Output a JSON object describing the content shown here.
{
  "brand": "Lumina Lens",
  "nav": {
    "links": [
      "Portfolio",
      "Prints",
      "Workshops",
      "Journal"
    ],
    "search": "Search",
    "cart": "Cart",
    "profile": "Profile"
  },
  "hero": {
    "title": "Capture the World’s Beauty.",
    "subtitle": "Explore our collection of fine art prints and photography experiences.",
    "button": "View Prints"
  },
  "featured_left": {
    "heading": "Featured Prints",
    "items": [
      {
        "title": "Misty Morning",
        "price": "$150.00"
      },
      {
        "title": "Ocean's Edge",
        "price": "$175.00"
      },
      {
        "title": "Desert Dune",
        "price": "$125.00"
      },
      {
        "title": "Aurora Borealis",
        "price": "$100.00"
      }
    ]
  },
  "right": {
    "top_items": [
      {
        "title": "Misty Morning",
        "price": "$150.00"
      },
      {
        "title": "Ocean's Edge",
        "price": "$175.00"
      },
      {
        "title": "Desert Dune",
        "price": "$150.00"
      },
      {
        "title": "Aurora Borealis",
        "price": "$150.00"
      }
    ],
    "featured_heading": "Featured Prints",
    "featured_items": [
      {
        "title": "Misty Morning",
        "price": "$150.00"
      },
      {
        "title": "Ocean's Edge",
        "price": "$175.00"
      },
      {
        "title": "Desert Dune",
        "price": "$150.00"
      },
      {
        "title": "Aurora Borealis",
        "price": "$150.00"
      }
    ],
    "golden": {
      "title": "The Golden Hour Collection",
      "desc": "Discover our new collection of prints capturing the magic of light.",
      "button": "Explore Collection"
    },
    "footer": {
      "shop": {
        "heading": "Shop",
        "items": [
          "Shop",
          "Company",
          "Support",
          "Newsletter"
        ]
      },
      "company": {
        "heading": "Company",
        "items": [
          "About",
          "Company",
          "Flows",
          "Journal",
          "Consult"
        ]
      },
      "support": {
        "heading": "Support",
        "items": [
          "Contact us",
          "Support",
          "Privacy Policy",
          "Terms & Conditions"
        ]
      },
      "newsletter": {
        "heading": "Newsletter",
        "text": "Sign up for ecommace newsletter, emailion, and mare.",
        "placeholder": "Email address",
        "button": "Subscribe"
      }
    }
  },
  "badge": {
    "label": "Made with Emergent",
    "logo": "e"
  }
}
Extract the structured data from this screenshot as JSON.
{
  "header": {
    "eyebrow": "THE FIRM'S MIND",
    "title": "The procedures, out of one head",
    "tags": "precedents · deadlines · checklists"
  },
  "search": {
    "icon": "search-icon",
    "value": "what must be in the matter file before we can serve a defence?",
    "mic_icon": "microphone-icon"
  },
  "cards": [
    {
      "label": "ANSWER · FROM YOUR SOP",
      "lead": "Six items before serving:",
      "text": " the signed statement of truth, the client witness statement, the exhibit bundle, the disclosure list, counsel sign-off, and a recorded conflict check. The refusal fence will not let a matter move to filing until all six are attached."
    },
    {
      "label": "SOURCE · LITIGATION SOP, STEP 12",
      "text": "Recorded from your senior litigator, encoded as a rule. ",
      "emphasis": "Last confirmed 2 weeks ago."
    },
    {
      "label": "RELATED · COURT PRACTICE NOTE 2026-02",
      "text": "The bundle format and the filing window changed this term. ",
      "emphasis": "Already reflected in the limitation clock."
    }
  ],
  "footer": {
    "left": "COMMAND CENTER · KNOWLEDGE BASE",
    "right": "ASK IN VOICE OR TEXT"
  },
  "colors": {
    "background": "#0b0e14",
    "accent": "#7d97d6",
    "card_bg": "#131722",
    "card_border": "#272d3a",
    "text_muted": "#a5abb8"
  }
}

=== Exercise instructions ===
Give the listing again, word for word.

=== Response ===
Output a JSON object describing the content shown here.
{
  "brand": "Lumina Lens",
  "nav": {
    "links": [
      "Portfolio",
      "Prints",
      "Workshops",
      "Journal"
    ],
    "search": "Search",
    "cart": "Cart",
    "profile": "Profile"
  },
  "hero": {
    "title": "Capture the World’s Beauty.",
    "subtitle": "Explore our collection of fine art prints and photography experiences.",
    "button": "View Prints"
  },
  "featured_left": {
    "heading": "Featured Prints",
    "items": [
      {
        "title": "Misty Morning",
        "price": "$150.00"
      },
      {
        "title": "Ocean's Edge",
        "price": "$175.00"
      },
      {
        "title": "Desert Dune",
        "price": "$125.00"
      },
      {
        "title": "Aurora Borealis",
        "price": "$100.00"
      }
    ]
  },
  "right": {
    "top_items": [
      {
        "title": "Misty Morning",
        "price": "$150.00"
      },
      {
        "title": "Ocean's Edge",
        "price": "$175.00"
      },
      {
        "title": "Desert Dune",
        "price": "$150.00"
      },
      {
        "title": "Aurora Borealis",
        "price": "$150.00"
      }
    ],
    "featured_heading": "Featured Prints",
    "featured_items": [
      {
        "title": "Misty Morning",
        "price": "$150.00"
      },
      {
        "title": "Ocean's Edge",
        "price": "$175.00"
      },
      {
        "title": "Desert Dune",
        "price": "$150.00"
      },
      {
        "title": "Aurora Borealis",
        "price": "$150.00"
      }
    ],
    "golden": {
      "title": "The Golden Hour Collection",
      "desc": "Discover our new collection of prints capturing the magic of light.",
      "button": "Explore Collection"
    },
    "footer": {
      "shop": {
        "heading": "Shop",
        "items": [
          "Shop",
          "Company",
          "Support",
          "Newsletter"
        ]
      },
      "company": {
        "heading": "Company",
        "items": [
          "About",
          "Company",
          "Flows",
          "Journal",
          "Consult"
        ]
      },
      "support": {
        "heading": "Support",
        "items": [
          "Contact us",
          "Support",
          "Privacy Policy",
          "Terms & Conditions"
        ]
      },
      "newsletter": {
        "heading": "Newsletter",
        "text": "Sign up for ecommace newsletter, emailion, and mare.",
        "placeholder": "Email address",
        "button": "Subscribe"
      }
    }
  },
  "badge": {
    "label": "Made with Emergent",
    "logo": "e"
  }
}
Extract the structured data from this screenshot as JSON.
{
  "header": {
    "eyebrow": "THE FIRM'S MIND",
    "title": "The procedures, out of one head",
    "tags": "precedents · deadlines · checklists"
  },
  "search": {
    "icon": "search-icon",
    "value": "what must be in the matter file before we can serve a defence?",
    "mic_icon": "microphone-icon"
  },
  "cards": [
    {
      "label": "ANSWER · FROM YOUR SOP",
      "lead": "Six items before serving:",
      "text": " the signed statement of truth, the client witness statement, the exhibit bundle, the disclosure list, counsel sign-off, and a recorded conflict check. The refusal fence will not let a matter move to filing until all six are attached."
    },
    {
      "label": "SOURCE · LITIGATION SOP, STEP 12",
      "text": "Recorded from your senior litigator, encoded as a rule. ",
      "emphasis": "Last confirmed 2 weeks ago."
    },
    {
      "label": "RELATED · COURT PRACTICE NOTE 2026-02",
      "text": "The bundle format and the filing window changed this term. ",
      "emphasis": "Already reflected in the limitation clock."
    }
  ],
  "footer": {
    "left": "COMMAND CENTER · KNOWLEDGE BASE",
    "right": "ASK IN VOICE OR TEXT"
  },
  "colors": {
    "background": "#0b0e14",
    "accent": "#7d97d6",
    "card_bg": "#131722",
    "card_border": "#272d3a",
    "text_muted": "#a5abb8"
  }
}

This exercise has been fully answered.